§ **Page excerpt**:
▼

C++_Compilation_Linking - RicoJia/notes GitHub Wiki

========================================================================

========================================================================

1. symbol: During compilation, any non-static global variables? and functions will generate symbols in object files.
   • So linker can decide different modules (shared libs, executables, object files) share the same variables or funcs.
   • e.g, a.o and b.o will both have a symbol for shared_var, and their symbols will contain the same address after linker's resolution

     //A.c
     extern int shared_var;
     //B.c
     int shared_var

   • Some functions/classes in the shared lib can be linked to outside applications.
   • Nice explaination
   • static lib can call a shared lib's function, but that will be linked during linking.
   • fvisibility = hidden doesn't apply to static lib as it has static linkage, and static linkage has public visibility

1. types of lib files

   1. .o files can be used as a "library"
   • Others can use it to link against their programs

     gcc -g -o output test.c libtest.o

   2. .so
   • aka dll on windows, .dylib for macOS
   • loads in runtime
   • compile needs -fPIC and -shared flags
   • link needs flag -L , meaning "look in the current directory"
   • -ltest means libtest
     • -lc means libc, where holds printf, malloc, etc
   • See SEARCH_DIR for default libraries

     ld --verbose | grep SEARCH_DIR

     • ld --verbose ld is link editor that generates object files.
     • You will see something like /usr/lib
   • .so has smaller code size
     • Because it's loaded at runtime, the other programs don't need to have this code during compile time
     • So this gives better modularity for bug fixes as well
     • If you don't use .so, then you use .a (static library)
   3. .a
   • static library will be part of your program
   • static library is made by ar (archive), having the files all bundled up

     ar rcs libtest.a littest1.o libtest2.o ...

     • r means replacing other files with the same name in the archive
     • c means to create if it's not there yet
     • s means to generate index for the library
   • linking looks the same as shared lib, you need -ltest
     • But this lib will be stuffed into your binary
     • Then you don't need the library anymore

2. static lib

   • what happens in linking:

   

   Linker's job is to search for symbols
   • is just a lib file, archived with a collection of object files (.o), just like a tar/zip file.
   • so they're not linked. linker will still need to link them, but it will be easier for them.

▲

§ **Challenge A**:
Return the passage of the compilation and linking notes starting with "Linker's job is" and going on through "easier for them.".
§ **Challenge B**:
According to the compilation and linking notes, what does the s flag do in the ar command that builds a static library?
The listing that follows has no connection to the compilation and linking notes.

§ **Information supplied**:
▼

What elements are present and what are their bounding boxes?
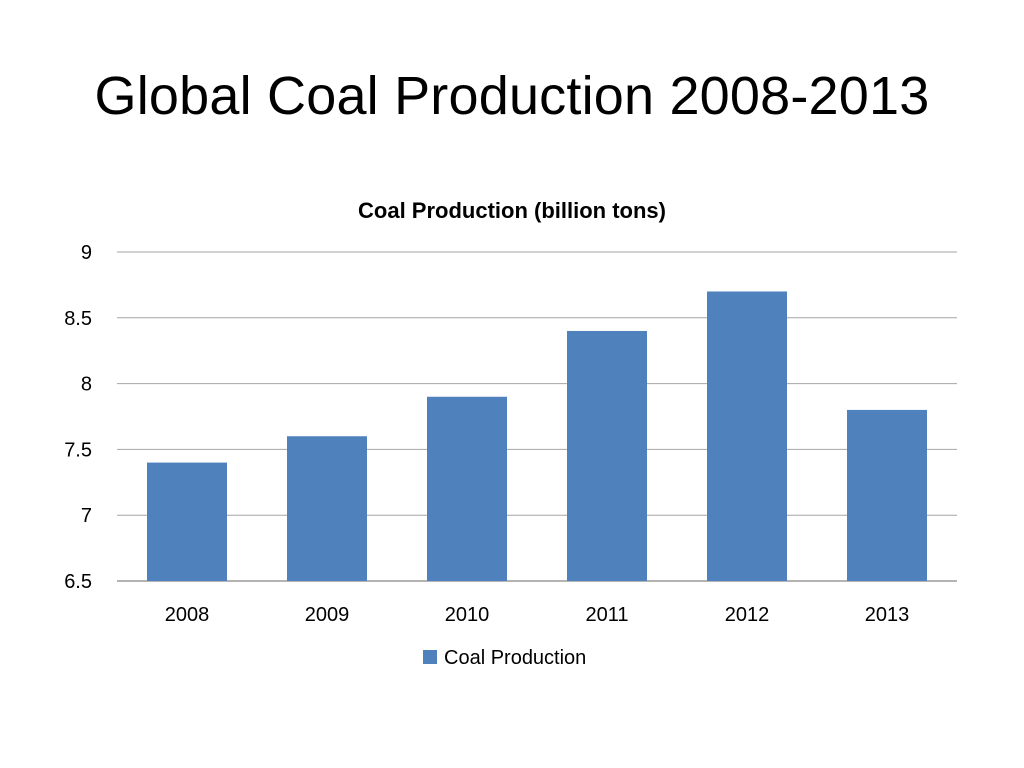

▲

§ **Worked solution A**:
Linker's job is to search for symbols
   • is just a lib file, archived with a collection of object files (.o), just like a tar/zip file.
   • so they're not linked. linker will still need to link them, but it will be easier for them.

§ **Worked solution B**:
It generates an index for the library.